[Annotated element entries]
——

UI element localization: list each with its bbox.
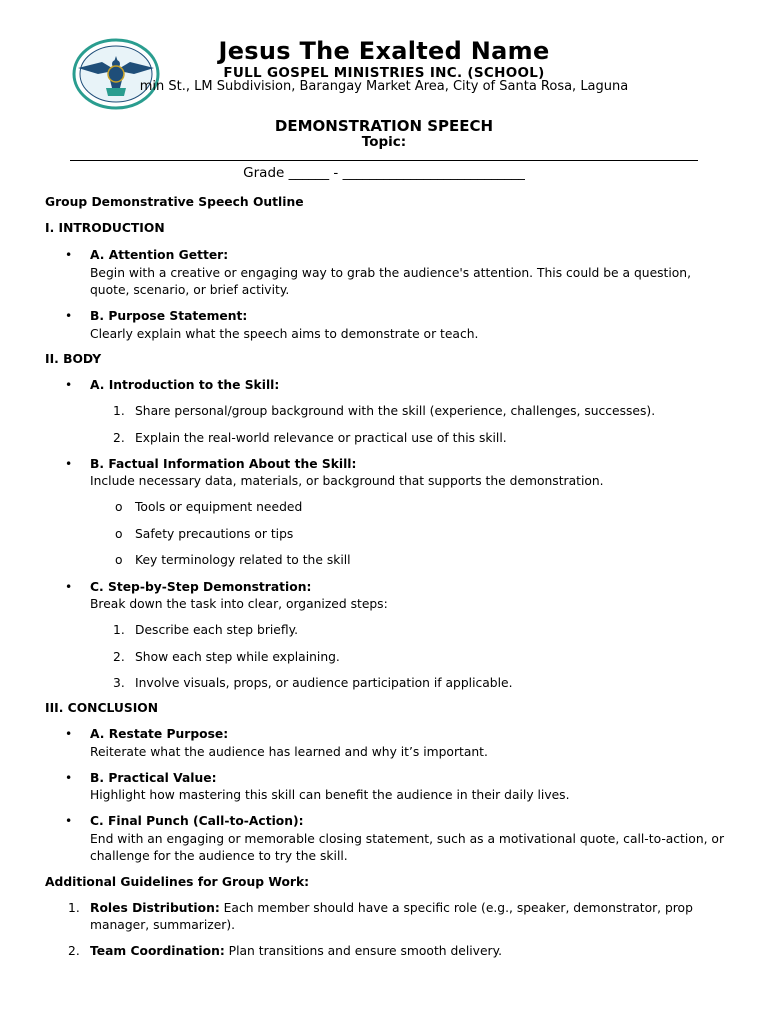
factual-info-label: B. Factual Information About the Skill: xyxy=(90,457,357,471)
attention-getter-text-cont: quote, scenario, or brief activity. xyxy=(90,283,290,297)
final-punch-label: C. Final Punch (Call-to-Action): xyxy=(90,814,304,828)
guideline-roles xyxy=(90,901,693,915)
list-number: 1. xyxy=(68,901,80,915)
guideline-label: Roles Distribution: xyxy=(90,901,220,915)
school-name: Jesus The Exalted Name xyxy=(218,37,550,65)
step-demo-text: Break down the task into clear, organized steps: xyxy=(90,597,388,611)
list-number: 2. xyxy=(68,944,80,958)
list-number: 1. xyxy=(113,623,125,637)
guideline-label: Team Coordination: xyxy=(90,944,225,958)
attention-getter-text: Begin with a creative or engaging way to grab the audience's attention. This could be a question, xyxy=(90,266,692,280)
list-number: 3. xyxy=(113,676,125,690)
guideline-text: Plan transitions and ensure smooth delivery. xyxy=(224,944,502,958)
circle-marker: o xyxy=(115,527,123,541)
practical-value-label: B. Practical Value: xyxy=(90,771,217,785)
list-number: 2. xyxy=(113,650,125,664)
list-number: 2. xyxy=(113,431,125,445)
school-address: min St., LM Subdivision, Barangay Market Area, City of Santa Rosa, Laguna xyxy=(139,79,629,94)
guideline-text: Each member should have a specific role (e.g., speaker, demonstrator, prop xyxy=(219,901,693,915)
bullet-marker: • xyxy=(65,727,73,741)
list-item: Describe each step briefly. xyxy=(135,623,299,637)
factual-info-text: Include necessary data, materials, or background that supports the demonstration. xyxy=(90,474,604,488)
step-demo-label: C. Step-by-Step Demonstration: xyxy=(90,580,312,594)
final-punch-text: End with an engaging or memorable closing statement, such as a motivational quote, call-to-action, or xyxy=(90,832,725,846)
final-punch-text-cont: challenge for the audience to try the skill. xyxy=(90,849,348,863)
bullet-marker: • xyxy=(65,457,73,471)
section-heading-body: II. BODY xyxy=(45,352,102,366)
restate-purpose-text: Reiterate what the audience has learned and why it’s important. xyxy=(90,745,488,759)
attention-getter-label: A. Attention Getter: xyxy=(90,248,229,262)
bullet-marker: • xyxy=(65,814,73,828)
circle-marker: o xyxy=(115,500,123,514)
bullet-marker: • xyxy=(65,309,73,323)
outline-title: Group Demonstrative Speech Outline xyxy=(45,195,304,209)
list-item: Key terminology related to the skill xyxy=(135,553,351,567)
list-item: Tools or equipment needed xyxy=(135,500,303,514)
list-item: Explain the real-world relevance or practical use of this skill. xyxy=(135,431,507,445)
guideline-coordination xyxy=(90,944,502,958)
document-title: DEMONSTRATION SPEECH xyxy=(274,117,494,135)
ministry-name: FULL GOSPEL MINISTRIES INC. (SCHOOL) xyxy=(223,65,545,81)
list-item: Involve visuals, props, or audience participation if applicable. xyxy=(135,676,513,690)
bullet-marker: • xyxy=(65,771,73,785)
practical-value-text: Highlight how mastering this skill can benefit the audience in their daily lives. xyxy=(90,788,570,802)
bullet-marker: • xyxy=(65,580,73,594)
section-heading-introduction: I. INTRODUCTION xyxy=(45,221,165,235)
skill-intro-label: A. Introduction to the Skill: xyxy=(90,378,280,392)
guidelines-heading: Additional Guidelines for Group Work: xyxy=(45,875,310,889)
bullet-marker: • xyxy=(65,248,73,262)
topic-label: Topic: xyxy=(361,134,407,150)
topic-blank-line xyxy=(70,160,698,161)
guideline-roles-cont: manager, summarizer). xyxy=(90,918,236,932)
bullet-marker: • xyxy=(65,378,73,392)
circle-marker: o xyxy=(115,553,123,567)
document-header xyxy=(0,36,768,106)
list-item: Share personal/group background with the skill (experience, challenges, successes). xyxy=(135,404,656,418)
list-item: Show each step while explaining. xyxy=(135,650,340,664)
restate-purpose-label: A. Restate Purpose: xyxy=(90,727,229,741)
section-heading-conclusion: III. CONCLUSION xyxy=(45,701,159,715)
purpose-statement-text: Clearly explain what the speech aims to demonstrate or teach. xyxy=(90,327,479,341)
purpose-statement-label: B. Purpose Statement: xyxy=(90,309,248,323)
list-number: 1. xyxy=(113,404,125,418)
grade-line: Grade ______ - ___________________________ xyxy=(243,165,525,181)
list-item: Safety precautions or tips xyxy=(135,527,294,541)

——

Task description:
Convert all the entries above into a numbered list of their lines, skipping blank lines and leaving the pictures out.

Exercise answer:
1. UI element localization: list each with its bbox.
2. factual-info-label: B. Factual Information About the Skill: xyxy=(90,457,357,471)
3. attention-getter-text-cont: quote, scenario, or brief activity. xyxy=(90,283,290,297)
4. final-punch-label: C. Final Punch (Call-to-Action): xyxy=(90,814,304,828)
5. guideline-roles xyxy=(90,901,693,915)
6. list-number: 1. xyxy=(68,901,80,915)
7. guideline-label: Roles Distribution: xyxy=(90,901,220,915)
8. school-name: Jesus The Exalted Name xyxy=(218,37,550,65)
9. step-demo-text: Break down the task into clear, organized steps: xyxy=(90,597,388,611)
10. list-number: 2. xyxy=(68,944,80,958)
11. list-number: 1. xyxy=(113,623,125,637)
12. guideline-label: Team Coordination: xyxy=(90,944,225,958)
13. attention-getter-text: Begin with a creative or engaging way to grab the audience's attention. This could be a question, xyxy=(90,266,692,280)
14. list-number: 3. xyxy=(113,676,125,690)
15. guideline-text: Plan transitions and ensure smooth delivery. xyxy=(224,944,502,958)
16. circle-marker: o xyxy=(115,527,123,541)
17. practical-value-label: B. Practical Value: xyxy=(90,771,217,785)
18. list-number: 2. xyxy=(113,650,125,664)
19. list-number: 2. xyxy=(113,431,125,445)
20. school-address: min St., LM Subdivision, Barangay Market Area, City of Santa Rosa, Laguna xyxy=(139,79,629,94)
21. guideline-text: Each member should have a specific role (e.g., speaker, demonstrator, prop xyxy=(219,901,693,915)
22. bullet-marker: • xyxy=(65,727,73,741)
23. list-item: Describe each step briefly. xyxy=(135,623,299,637)
24. factual-info-text: Include necessary data, materials, or background that supports the demonstration. xyxy=(90,474,604,488)
25. step-demo-label: C. Step-by-Step Demonstration: xyxy=(90,580,312,594)
26. final-punch-text: End with an engaging or memorable closing statement, such as a motivational quote, call-to-action, or xyxy=(90,832,725,846)
27. final-punch-text-cont: challenge for the audience to try the skill. xyxy=(90,849,348,863)
28. bullet-marker: • xyxy=(65,457,73,471)
29. section-heading-body: II. BODY xyxy=(45,352,102,366)
30. restate-purpose-text: Reiterate what the audience has learned and why it’s important. xyxy=(90,745,488,759)
31. attention-getter-label: A. Attention Getter: xyxy=(90,248,229,262)
32. bullet-marker: • xyxy=(65,814,73,828)
33. circle-marker: o xyxy=(115,500,123,514)
34. bullet-marker: • xyxy=(65,309,73,323)
35. outline-title: Group Demonstrative Speech Outline xyxy=(45,195,304,209)
36. list-item: Key terminology related to the skill xyxy=(135,553,351,567)
37. list-item: Tools or equipment needed xyxy=(135,500,303,514)
38. list-item: Explain the real-world relevance or practical use of this skill. xyxy=(135,431,507,445)
39. guideline-coordination xyxy=(90,944,502,958)
40. document-title: DEMONSTRATION SPEECH xyxy=(274,117,494,135)
41. ministry-name: FULL GOSPEL MINISTRIES INC. (SCHOOL) xyxy=(223,65,545,81)
42. list-item: Involve visuals, props, or audience participation if applicable. xyxy=(135,676,513,690)
43. bullet-marker: • xyxy=(65,771,73,785)
44. practical-value-text: Highlight how mastering this skill can benefit the audience in their daily lives. xyxy=(90,788,570,802)
45. bullet-marker: • xyxy=(65,580,73,594)
46. section-heading-introduction: I. INTRODUCTION xyxy=(45,221,165,235)
47. skill-intro-label: A. Introduction to the Skill: xyxy=(90,378,280,392)
48. guidelines-heading: Additional Guidelines for Group Work: xyxy=(45,875,310,889)
49. bullet-marker: • xyxy=(65,248,73,262)
50. topic-label: Topic: xyxy=(361,134,407,150)
51. topic-blank-line xyxy=(70,160,698,161)
52. guideline-roles-cont: manager, summarizer). xyxy=(90,918,236,932)
53. bullet-marker: • xyxy=(65,378,73,392)
54. circle-marker: o xyxy=(115,553,123,567)
55. document-header xyxy=(0,36,768,106)
56. list-item: Share personal/group background with the skill (experience, challenges, successes). xyxy=(135,404,656,418)
57. list-item: Show each step while explaining. xyxy=(135,650,340,664)
58. restate-purpose-label: A. Restate Purpose: xyxy=(90,727,229,741)
59. section-heading-conclusion: III. CONCLUSION xyxy=(45,701,159,715)
60. purpose-statement-text: Clearly explain what the speech aims to demonstrate or teach. xyxy=(90,327,479,341)
61. purpose-statement-label: B. Purpose Statement: xyxy=(90,309,248,323)
62. list-number: 1. xyxy=(113,404,125,418)
63. grade-line: Grade ______ - ___________________________ xyxy=(243,165,525,181)
64. list-item: Safety precautions or tips xyxy=(135,527,294,541)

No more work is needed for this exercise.